Stored data
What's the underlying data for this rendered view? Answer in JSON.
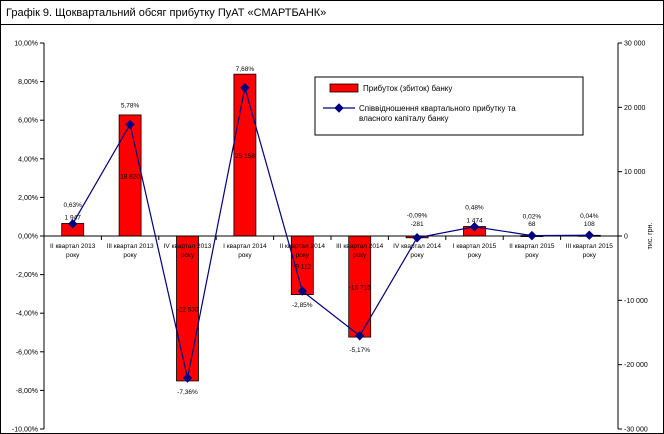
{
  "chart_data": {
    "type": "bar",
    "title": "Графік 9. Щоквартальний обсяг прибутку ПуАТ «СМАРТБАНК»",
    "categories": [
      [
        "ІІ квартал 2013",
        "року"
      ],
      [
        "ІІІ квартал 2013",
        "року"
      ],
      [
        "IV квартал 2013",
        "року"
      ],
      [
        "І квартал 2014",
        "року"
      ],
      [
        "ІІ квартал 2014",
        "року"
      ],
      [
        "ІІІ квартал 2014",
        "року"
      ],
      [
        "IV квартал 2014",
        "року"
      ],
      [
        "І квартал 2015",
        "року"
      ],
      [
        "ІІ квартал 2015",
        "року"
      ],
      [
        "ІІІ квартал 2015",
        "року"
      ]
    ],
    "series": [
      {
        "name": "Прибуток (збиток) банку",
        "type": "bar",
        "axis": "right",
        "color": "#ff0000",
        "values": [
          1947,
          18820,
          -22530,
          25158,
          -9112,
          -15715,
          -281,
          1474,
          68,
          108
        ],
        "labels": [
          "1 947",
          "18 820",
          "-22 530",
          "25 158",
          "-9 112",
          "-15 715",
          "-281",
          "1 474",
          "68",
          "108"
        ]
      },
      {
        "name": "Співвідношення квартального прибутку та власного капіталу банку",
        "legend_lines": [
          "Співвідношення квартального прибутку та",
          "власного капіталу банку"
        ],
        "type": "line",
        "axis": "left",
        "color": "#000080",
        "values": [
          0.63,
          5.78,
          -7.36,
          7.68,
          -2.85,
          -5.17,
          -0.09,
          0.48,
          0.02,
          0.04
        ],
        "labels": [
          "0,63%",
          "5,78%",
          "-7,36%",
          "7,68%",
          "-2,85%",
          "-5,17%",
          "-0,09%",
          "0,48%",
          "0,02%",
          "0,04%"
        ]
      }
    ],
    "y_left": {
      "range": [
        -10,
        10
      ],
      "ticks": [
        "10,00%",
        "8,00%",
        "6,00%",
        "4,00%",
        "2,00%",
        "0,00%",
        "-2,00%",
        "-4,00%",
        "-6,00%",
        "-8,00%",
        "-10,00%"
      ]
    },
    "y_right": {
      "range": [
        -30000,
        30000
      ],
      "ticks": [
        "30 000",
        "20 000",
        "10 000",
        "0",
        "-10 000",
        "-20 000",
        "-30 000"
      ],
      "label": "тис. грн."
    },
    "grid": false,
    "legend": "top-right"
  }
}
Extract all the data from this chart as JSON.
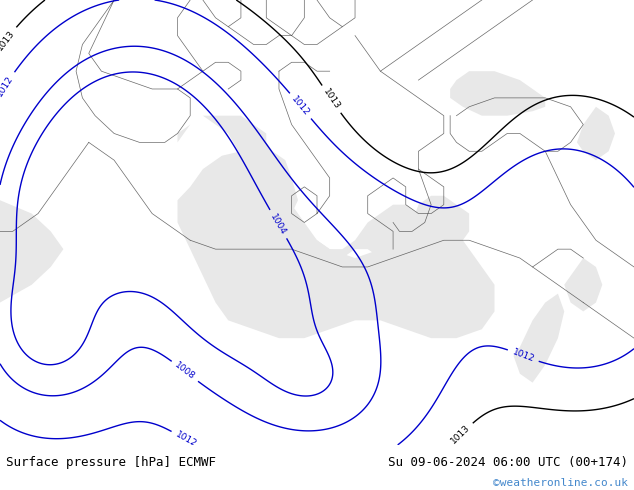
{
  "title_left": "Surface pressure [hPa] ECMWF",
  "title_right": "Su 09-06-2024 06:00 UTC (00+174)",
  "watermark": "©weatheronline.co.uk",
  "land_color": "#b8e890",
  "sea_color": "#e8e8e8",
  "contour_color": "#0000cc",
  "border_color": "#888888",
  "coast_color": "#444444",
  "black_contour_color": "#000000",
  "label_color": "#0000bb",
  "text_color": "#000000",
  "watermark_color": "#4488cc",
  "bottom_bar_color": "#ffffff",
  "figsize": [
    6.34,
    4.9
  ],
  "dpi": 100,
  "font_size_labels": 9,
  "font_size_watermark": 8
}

Aim of the task
Your task is to repeat the material above exactly, without its pictures.

Finished task
What's the underlying data for this rendered view? Answer in JSON.
{
  "chart_data": {
    "type": "bar",
    "title": "Графік 9. Щоквартальний обсяг прибутку ПуАТ «СМАРТБАНК»",
    "categories": [
      [
        "ІІ квартал 2013",
        "року"
      ],
      [
        "ІІІ квартал 2013",
        "року"
      ],
      [
        "IV квартал 2013",
        "року"
      ],
      [
        "І квартал 2014",
        "року"
      ],
      [
        "ІІ квартал 2014",
        "року"
      ],
      [
        "ІІІ квартал 2014",
        "року"
      ],
      [
        "IV квартал 2014",
        "року"
      ],
      [
        "І квартал 2015",
        "року"
      ],
      [
        "ІІ квартал 2015",
        "року"
      ],
      [
        "ІІІ квартал 2015",
        "року"
      ]
    ],
    "series": [
      {
        "name": "Прибуток (збиток) банку",
        "type": "bar",
        "axis": "right",
        "color": "#ff0000",
        "values": [
          1947,
          18820,
          -22530,
          25158,
          -9112,
          -15715,
          -281,
          1474,
          68,
          108
        ],
        "labels": [
          "1 947",
          "18 820",
          "-22 530",
          "25 158",
          "-9 112",
          "-15 715",
          "-281",
          "1 474",
          "68",
          "108"
        ]
      },
      {
        "name": "Співвідношення квартального прибутку та власного капіталу банку",
        "legend_lines": [
          "Співвідношення квартального прибутку та",
          "власного капіталу банку"
        ],
        "type": "line",
        "axis": "left",
        "color": "#000080",
        "values": [
          0.63,
          5.78,
          -7.36,
          7.68,
          -2.85,
          -5.17,
          -0.09,
          0.48,
          0.02,
          0.04
        ],
        "labels": [
          "0,63%",
          "5,78%",
          "-7,36%",
          "7,68%",
          "-2,85%",
          "-5,17%",
          "-0,09%",
          "0,48%",
          "0,02%",
          "0,04%"
        ]
      }
    ],
    "y_left": {
      "range": [
        -10,
        10
      ],
      "ticks": [
        "10,00%",
        "8,00%",
        "6,00%",
        "4,00%",
        "2,00%",
        "0,00%",
        "-2,00%",
        "-4,00%",
        "-6,00%",
        "-8,00%",
        "-10,00%"
      ]
    },
    "y_right": {
      "range": [
        -30000,
        30000
      ],
      "ticks": [
        "30 000",
        "20 000",
        "10 000",
        "0",
        "-10 000",
        "-20 000",
        "-30 000"
      ],
      "label": "тис. грн."
    },
    "grid": false,
    "legend": "top-right"
  }
}
Extract all the data from this chart as JSON.
{
  "title_left": "Surface pressure [hPa] ECMWF",
  "title_right": "Su 09-06-2024 06:00 UTC (00+174)",
  "watermark": "©weatheronline.co.uk",
  "land_color": "#b8e890",
  "sea_color": "#e8e8e8",
  "contour_color": "#0000cc",
  "border_color": "#888888",
  "coast_color": "#444444",
  "black_contour_color": "#000000",
  "label_color": "#0000bb",
  "text_color": "#000000",
  "watermark_color": "#4488cc",
  "bottom_bar_color": "#ffffff",
  "figsize": [
    6.34,
    4.9
  ],
  "dpi": 100,
  "font_size_labels": 9,
  "font_size_watermark": 8
}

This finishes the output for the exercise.